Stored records
....................

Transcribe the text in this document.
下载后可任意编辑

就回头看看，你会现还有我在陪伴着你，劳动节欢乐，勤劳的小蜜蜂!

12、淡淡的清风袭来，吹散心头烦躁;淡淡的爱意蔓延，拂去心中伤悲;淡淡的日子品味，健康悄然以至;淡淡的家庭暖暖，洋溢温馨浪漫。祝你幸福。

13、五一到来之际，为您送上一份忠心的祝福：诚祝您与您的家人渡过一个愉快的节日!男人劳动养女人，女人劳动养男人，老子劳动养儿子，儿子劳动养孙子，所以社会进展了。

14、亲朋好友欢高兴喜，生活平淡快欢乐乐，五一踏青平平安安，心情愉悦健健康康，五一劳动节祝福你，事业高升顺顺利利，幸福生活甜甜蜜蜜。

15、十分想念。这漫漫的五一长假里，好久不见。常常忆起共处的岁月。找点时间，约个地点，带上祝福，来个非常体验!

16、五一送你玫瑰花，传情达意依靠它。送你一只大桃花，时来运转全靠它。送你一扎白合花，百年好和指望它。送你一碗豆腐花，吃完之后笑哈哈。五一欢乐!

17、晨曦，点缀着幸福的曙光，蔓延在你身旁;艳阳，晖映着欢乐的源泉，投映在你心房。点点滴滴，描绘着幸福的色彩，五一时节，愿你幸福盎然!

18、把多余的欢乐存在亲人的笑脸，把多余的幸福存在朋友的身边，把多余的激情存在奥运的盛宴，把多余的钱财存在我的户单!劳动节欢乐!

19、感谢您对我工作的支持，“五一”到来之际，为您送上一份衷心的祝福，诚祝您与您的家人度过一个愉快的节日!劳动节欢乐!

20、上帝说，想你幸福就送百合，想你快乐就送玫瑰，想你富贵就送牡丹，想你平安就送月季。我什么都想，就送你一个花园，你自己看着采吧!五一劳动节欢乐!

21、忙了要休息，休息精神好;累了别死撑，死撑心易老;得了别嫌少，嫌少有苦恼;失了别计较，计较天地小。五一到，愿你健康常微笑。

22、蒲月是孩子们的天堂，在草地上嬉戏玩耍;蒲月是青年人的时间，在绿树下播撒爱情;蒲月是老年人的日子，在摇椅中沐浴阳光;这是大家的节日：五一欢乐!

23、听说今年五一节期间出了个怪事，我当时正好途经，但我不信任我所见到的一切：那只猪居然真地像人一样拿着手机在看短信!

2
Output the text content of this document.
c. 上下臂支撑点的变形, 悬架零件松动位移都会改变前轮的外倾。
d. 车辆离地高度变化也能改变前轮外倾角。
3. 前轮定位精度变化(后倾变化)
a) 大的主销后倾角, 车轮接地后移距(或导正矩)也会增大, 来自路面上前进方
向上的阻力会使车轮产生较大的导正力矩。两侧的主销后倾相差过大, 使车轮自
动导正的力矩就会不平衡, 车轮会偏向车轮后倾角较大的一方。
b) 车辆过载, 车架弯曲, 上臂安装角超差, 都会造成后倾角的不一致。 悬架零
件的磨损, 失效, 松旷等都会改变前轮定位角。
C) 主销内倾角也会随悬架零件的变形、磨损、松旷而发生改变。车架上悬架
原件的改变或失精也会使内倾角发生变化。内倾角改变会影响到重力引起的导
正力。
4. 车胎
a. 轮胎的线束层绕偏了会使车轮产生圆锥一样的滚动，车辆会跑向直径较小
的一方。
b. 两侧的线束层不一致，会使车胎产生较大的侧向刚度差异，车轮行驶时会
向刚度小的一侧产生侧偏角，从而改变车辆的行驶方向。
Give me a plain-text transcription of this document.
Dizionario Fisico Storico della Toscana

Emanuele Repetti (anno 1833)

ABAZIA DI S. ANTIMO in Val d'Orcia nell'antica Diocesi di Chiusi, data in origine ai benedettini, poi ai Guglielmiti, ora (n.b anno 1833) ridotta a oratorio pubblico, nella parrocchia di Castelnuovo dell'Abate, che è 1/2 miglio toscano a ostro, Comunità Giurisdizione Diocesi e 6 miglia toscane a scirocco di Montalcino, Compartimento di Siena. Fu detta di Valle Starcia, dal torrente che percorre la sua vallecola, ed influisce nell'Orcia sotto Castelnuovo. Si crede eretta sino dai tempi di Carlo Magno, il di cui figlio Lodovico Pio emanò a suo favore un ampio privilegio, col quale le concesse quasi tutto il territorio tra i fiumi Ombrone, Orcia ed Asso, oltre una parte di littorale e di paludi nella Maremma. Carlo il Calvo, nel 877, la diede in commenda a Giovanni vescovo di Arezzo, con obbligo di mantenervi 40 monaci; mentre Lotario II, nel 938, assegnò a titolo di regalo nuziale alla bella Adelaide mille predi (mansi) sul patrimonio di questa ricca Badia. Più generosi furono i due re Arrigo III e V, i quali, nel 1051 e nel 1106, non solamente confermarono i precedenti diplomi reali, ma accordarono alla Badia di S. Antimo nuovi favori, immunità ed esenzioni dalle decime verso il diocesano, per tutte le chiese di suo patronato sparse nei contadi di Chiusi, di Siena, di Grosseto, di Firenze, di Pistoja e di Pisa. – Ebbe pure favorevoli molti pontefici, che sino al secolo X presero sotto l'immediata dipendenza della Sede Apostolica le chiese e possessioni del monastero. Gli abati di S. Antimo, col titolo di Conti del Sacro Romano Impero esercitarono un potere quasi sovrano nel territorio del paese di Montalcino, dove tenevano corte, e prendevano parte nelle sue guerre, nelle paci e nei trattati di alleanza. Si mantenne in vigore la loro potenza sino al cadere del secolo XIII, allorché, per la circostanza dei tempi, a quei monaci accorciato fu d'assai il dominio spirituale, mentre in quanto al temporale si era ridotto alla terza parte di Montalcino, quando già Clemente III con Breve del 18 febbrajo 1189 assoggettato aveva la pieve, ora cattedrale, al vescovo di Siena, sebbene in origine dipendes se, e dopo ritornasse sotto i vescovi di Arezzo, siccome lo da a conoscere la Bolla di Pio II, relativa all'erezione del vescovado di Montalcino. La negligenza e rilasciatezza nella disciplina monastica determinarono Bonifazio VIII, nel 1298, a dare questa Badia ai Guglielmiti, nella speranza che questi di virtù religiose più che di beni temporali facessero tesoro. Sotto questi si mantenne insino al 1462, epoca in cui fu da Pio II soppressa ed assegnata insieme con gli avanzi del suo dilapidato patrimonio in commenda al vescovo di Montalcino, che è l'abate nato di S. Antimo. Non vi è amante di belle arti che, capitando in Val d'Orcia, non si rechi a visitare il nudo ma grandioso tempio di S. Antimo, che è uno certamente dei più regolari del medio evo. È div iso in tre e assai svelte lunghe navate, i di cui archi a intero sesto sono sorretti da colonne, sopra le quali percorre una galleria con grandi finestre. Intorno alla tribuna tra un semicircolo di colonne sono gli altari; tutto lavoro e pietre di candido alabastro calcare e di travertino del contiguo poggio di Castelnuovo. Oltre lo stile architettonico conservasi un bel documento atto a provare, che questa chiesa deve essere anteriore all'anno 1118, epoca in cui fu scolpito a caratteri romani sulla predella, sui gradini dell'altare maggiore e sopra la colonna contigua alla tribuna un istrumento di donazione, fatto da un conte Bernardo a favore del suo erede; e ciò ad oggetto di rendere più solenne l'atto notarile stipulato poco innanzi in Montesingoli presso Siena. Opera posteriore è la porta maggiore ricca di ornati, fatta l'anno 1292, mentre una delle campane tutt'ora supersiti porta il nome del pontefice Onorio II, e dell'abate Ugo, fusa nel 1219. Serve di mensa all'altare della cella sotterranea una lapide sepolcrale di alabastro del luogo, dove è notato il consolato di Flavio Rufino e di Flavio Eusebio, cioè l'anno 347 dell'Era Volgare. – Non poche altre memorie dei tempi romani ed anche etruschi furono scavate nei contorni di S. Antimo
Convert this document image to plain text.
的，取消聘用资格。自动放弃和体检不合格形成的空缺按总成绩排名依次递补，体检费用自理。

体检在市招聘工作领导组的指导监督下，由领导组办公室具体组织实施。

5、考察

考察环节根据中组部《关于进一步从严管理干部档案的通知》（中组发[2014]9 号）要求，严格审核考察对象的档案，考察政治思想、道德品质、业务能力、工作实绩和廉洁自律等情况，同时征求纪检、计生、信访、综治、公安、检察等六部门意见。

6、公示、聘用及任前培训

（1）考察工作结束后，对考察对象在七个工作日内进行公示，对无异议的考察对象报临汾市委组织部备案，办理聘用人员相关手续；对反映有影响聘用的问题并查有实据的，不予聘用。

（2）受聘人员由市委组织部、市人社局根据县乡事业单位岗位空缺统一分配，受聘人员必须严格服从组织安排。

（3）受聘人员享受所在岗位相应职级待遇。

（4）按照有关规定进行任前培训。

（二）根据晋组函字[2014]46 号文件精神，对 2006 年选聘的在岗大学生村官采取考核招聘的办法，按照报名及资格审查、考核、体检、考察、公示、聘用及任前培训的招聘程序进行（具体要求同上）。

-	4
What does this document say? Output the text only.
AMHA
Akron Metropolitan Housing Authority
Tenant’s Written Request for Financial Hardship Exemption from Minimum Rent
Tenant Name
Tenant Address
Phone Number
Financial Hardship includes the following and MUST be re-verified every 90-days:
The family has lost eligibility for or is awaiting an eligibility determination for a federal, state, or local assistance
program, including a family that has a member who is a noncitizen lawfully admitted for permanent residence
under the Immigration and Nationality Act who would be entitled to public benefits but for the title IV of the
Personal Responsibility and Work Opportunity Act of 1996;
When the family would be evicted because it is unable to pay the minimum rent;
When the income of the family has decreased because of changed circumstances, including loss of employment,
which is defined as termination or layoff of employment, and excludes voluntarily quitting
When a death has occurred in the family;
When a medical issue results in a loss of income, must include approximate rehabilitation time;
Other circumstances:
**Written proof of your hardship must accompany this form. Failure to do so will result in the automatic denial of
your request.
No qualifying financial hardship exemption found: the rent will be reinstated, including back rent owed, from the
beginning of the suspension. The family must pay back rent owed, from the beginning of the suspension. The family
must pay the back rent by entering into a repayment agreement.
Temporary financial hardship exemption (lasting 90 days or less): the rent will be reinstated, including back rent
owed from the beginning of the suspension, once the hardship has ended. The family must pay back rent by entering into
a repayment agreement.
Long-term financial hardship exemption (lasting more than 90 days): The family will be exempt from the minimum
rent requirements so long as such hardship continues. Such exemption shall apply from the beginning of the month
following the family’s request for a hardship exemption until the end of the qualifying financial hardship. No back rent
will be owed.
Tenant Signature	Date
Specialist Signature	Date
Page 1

....................

__TASK TO CARRY OUT__
Search the material above for "Date". Pull out each line where it shows up.

__SOLVED PROBLEM__
Tenant Signature	Date
Specialist Signature	Date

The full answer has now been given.